──────── DATA ENTRIES ────────

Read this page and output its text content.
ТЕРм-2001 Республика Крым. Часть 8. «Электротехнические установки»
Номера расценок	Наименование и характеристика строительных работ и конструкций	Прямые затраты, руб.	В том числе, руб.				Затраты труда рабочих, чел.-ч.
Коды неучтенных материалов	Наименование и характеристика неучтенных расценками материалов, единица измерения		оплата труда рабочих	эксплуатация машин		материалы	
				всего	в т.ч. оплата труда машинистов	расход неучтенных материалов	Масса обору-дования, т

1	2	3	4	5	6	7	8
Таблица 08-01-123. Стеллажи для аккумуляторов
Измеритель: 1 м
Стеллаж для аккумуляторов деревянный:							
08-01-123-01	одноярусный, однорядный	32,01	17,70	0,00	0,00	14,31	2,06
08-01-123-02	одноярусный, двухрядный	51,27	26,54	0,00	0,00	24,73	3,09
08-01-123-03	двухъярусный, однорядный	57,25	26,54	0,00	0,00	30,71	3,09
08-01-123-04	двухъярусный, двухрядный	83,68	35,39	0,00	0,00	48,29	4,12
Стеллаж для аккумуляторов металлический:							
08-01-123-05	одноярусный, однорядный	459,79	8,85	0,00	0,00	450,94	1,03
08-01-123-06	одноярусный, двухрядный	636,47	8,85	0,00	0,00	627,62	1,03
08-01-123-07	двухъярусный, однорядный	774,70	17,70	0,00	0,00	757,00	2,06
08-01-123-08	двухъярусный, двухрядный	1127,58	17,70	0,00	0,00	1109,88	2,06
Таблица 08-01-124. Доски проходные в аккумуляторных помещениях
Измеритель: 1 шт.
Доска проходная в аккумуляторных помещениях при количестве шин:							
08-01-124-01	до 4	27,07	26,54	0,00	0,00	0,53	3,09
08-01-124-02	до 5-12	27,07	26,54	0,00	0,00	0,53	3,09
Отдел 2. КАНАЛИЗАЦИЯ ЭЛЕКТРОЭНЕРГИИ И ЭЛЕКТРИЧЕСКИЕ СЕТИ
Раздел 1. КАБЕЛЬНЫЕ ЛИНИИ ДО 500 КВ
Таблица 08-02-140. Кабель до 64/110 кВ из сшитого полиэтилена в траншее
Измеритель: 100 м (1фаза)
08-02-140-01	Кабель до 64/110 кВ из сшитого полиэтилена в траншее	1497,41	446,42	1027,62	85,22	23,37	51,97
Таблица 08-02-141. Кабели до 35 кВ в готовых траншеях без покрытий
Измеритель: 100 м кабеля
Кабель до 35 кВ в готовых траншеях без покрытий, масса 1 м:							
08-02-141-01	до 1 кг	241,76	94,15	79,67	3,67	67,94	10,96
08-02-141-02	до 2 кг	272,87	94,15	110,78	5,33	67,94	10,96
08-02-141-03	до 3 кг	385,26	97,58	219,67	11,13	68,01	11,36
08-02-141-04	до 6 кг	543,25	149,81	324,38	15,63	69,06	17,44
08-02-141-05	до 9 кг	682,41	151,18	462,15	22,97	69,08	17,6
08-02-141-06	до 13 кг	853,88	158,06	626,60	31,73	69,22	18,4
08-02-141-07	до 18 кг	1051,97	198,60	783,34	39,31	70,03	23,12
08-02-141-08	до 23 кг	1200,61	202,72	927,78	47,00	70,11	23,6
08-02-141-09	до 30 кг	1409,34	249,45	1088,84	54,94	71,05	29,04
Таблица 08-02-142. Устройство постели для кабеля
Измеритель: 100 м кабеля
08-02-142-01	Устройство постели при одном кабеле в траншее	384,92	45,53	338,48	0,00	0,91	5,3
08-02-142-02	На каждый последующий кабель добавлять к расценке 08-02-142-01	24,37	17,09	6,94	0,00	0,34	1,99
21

────────

- PROBLEM TO WORK ON:
Copy every line of the listing where the word "двухъярусный" appears.

- FINAL RESULT:
08-01-123-03	двухъярусный, однорядный	57,25	26,54	0,00	0,00	30,71	3,09
08-01-123-04	двухъярусный, двухрядный	83,68	35,39	0,00	0,00	48,29	4,12
08-01-123-07	двухъярусный, однорядный	774,70	17,70	0,00	0,00	757,00	2,06
08-01-123-08	двухъярусный, двухрядный	1127,58	17,70	0,00	0,00	1109,88	2,06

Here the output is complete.